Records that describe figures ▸

^^^^^^^^^^^^^^^^

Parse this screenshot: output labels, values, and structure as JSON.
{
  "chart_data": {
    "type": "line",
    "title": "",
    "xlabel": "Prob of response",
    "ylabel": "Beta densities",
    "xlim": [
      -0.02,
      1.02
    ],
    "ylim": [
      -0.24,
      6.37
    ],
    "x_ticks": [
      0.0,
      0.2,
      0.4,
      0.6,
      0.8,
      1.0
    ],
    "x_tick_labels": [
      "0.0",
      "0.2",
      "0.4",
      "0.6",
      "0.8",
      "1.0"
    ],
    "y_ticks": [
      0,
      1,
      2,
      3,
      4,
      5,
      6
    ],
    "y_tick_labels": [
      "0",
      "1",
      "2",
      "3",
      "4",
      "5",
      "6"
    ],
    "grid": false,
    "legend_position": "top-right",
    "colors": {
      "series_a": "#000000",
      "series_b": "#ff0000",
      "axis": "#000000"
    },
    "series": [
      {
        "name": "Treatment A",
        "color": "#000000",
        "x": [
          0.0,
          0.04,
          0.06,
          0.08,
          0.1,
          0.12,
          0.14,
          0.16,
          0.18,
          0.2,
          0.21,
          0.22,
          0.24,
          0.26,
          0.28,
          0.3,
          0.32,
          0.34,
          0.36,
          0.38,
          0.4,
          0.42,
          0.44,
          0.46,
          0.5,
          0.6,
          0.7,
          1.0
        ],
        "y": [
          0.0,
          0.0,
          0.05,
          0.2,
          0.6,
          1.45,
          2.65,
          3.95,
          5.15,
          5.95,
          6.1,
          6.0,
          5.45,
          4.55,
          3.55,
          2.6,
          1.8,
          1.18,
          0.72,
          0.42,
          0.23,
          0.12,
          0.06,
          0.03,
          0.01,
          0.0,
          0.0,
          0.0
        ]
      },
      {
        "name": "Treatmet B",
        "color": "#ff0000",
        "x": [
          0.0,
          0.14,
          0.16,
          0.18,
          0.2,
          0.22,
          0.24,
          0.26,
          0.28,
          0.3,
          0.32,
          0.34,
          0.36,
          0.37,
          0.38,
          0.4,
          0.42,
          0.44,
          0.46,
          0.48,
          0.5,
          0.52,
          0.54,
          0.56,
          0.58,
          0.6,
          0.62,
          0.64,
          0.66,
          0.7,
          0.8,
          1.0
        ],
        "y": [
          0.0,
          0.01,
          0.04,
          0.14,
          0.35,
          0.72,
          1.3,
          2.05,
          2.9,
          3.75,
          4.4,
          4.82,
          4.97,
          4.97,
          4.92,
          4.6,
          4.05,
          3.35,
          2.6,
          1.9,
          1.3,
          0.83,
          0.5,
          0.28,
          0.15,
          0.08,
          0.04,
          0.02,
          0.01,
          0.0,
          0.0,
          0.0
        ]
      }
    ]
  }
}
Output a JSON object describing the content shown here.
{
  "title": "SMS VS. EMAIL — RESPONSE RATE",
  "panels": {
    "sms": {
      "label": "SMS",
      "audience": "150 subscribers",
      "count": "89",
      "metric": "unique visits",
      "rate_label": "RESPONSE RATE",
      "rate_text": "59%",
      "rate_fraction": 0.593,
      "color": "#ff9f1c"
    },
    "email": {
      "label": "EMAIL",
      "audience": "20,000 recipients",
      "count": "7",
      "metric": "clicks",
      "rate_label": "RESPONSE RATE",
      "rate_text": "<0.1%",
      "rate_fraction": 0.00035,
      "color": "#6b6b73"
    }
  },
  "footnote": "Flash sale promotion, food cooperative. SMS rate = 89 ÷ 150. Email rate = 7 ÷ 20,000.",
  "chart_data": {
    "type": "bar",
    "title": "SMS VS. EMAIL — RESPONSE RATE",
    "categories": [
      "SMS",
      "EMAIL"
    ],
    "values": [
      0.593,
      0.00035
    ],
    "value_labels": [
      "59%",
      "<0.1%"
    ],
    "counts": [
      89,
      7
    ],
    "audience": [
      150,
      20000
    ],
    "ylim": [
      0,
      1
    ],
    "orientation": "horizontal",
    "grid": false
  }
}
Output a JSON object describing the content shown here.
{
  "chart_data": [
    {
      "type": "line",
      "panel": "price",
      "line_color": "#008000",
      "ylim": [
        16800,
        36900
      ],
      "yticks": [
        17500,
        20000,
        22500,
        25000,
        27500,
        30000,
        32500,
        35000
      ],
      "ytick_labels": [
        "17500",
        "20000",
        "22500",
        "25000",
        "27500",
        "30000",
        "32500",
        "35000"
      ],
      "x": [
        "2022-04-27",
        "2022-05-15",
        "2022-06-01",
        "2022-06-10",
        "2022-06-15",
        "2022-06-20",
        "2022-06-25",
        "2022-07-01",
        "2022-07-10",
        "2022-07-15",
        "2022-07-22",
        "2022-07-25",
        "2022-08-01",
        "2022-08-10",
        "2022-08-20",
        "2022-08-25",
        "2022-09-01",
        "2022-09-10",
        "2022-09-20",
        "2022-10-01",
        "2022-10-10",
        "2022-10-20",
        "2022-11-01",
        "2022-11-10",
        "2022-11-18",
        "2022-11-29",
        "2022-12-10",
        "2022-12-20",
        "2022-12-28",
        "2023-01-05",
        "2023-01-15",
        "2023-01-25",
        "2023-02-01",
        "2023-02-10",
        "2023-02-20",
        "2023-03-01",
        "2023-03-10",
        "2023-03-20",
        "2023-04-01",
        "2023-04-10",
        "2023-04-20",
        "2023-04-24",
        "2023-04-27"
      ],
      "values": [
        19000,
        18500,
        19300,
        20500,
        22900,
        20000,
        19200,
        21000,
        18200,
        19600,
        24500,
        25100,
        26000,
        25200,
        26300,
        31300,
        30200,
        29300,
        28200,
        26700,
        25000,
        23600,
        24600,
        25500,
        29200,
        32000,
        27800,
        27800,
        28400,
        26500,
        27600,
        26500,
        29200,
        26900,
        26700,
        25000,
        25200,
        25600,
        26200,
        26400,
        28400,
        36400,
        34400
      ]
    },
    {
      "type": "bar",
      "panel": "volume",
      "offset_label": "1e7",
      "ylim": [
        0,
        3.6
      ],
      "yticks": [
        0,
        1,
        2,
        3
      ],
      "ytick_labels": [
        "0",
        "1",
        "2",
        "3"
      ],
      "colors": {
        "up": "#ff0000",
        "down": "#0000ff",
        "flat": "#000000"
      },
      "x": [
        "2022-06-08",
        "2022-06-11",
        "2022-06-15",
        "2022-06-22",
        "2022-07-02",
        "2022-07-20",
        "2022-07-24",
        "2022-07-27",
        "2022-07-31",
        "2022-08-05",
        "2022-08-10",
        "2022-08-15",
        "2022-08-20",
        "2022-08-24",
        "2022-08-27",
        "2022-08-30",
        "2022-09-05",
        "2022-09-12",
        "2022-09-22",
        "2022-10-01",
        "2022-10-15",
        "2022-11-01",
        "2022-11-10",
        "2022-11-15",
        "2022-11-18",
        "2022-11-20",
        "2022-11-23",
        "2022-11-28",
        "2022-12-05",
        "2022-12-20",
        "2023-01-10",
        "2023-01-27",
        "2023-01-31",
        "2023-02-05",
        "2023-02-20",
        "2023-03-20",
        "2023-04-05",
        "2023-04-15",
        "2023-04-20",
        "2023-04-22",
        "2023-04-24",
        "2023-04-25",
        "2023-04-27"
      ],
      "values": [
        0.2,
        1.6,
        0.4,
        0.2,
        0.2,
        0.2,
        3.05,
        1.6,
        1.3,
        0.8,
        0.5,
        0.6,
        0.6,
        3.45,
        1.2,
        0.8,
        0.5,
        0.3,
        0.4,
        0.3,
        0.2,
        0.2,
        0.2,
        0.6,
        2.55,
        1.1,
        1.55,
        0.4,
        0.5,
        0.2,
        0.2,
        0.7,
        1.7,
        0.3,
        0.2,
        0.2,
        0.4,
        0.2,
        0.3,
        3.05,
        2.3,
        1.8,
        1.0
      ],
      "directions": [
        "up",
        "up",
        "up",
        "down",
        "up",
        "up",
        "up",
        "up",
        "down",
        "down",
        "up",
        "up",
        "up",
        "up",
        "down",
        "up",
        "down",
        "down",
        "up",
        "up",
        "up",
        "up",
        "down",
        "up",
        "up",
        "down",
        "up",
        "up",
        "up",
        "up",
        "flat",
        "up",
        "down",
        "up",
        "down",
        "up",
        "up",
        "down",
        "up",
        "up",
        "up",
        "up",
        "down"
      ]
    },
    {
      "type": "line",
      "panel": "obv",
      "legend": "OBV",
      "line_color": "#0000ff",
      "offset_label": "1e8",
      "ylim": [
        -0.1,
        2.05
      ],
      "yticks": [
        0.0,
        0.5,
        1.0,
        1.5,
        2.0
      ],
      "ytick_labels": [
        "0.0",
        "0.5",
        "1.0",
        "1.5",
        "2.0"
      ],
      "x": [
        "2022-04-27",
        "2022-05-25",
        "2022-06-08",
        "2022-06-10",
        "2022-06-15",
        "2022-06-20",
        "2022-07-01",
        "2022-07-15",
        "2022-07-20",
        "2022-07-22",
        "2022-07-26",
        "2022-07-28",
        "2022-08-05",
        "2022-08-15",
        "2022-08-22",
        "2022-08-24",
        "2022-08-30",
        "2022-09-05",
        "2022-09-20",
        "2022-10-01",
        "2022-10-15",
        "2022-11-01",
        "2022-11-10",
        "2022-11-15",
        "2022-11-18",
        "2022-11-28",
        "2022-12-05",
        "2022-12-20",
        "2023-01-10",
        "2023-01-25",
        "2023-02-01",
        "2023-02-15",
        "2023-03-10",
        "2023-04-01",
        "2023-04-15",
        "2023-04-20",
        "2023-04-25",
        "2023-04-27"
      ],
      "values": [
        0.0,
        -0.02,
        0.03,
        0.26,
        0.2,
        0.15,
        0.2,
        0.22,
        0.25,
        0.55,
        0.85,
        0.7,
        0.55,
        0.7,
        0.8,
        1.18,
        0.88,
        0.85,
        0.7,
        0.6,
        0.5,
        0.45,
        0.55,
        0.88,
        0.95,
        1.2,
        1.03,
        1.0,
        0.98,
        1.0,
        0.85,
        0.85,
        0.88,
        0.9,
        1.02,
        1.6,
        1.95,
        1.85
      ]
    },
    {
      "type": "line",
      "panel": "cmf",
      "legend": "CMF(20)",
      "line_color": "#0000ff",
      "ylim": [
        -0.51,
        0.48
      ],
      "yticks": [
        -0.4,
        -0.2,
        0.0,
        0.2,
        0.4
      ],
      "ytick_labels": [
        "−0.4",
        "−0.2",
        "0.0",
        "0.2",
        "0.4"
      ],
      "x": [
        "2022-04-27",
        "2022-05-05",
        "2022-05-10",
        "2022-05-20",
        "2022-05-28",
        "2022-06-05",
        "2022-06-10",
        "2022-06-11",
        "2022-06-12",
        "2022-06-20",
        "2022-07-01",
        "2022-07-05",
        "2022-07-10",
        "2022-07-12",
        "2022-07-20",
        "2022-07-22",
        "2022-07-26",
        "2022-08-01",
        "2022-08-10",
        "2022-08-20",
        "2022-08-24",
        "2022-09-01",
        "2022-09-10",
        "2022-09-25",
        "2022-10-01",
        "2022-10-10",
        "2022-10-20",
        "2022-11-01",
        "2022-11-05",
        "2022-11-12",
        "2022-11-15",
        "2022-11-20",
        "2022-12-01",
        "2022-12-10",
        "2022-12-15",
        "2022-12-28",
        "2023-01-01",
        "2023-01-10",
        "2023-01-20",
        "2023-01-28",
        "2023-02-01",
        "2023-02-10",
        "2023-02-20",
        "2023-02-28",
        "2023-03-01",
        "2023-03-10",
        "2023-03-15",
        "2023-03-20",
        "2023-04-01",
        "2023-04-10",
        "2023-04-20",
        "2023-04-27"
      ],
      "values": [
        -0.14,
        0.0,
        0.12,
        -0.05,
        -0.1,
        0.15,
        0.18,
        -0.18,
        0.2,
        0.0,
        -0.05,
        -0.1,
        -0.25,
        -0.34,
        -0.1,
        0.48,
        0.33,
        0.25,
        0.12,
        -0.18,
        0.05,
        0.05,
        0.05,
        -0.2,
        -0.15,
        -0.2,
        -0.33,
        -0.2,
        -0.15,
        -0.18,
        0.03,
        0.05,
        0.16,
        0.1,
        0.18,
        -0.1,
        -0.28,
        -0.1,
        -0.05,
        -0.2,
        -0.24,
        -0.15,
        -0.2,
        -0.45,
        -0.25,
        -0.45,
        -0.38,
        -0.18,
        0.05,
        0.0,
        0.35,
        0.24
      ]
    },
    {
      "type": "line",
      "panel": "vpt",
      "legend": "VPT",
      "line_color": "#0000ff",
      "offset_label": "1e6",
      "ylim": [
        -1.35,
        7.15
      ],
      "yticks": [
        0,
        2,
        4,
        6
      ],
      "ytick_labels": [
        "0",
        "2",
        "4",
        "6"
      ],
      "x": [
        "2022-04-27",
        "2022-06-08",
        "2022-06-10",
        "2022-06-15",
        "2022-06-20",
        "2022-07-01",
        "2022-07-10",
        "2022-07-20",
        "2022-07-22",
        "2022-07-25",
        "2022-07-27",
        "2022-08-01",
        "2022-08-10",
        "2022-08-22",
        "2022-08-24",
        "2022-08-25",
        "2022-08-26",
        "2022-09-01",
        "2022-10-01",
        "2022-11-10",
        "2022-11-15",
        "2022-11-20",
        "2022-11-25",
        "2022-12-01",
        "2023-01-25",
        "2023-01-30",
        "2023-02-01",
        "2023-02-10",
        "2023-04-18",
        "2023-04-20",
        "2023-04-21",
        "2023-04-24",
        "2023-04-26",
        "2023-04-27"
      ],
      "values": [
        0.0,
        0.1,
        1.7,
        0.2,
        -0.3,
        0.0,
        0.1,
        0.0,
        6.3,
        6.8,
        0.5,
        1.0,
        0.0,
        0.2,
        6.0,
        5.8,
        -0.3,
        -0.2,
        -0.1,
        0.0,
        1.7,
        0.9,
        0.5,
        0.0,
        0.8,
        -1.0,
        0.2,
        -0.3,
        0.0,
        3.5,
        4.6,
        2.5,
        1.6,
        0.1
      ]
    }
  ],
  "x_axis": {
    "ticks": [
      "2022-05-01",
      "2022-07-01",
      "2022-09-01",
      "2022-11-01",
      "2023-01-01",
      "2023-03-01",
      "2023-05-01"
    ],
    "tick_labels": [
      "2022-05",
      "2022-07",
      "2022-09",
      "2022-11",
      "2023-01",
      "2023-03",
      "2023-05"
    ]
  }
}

^^^^^^^^^^^^^^^^

Exercise ▸ Go over the entries above and say how many lines hold the string "metric", with no other text.

Worked answer ▸ 2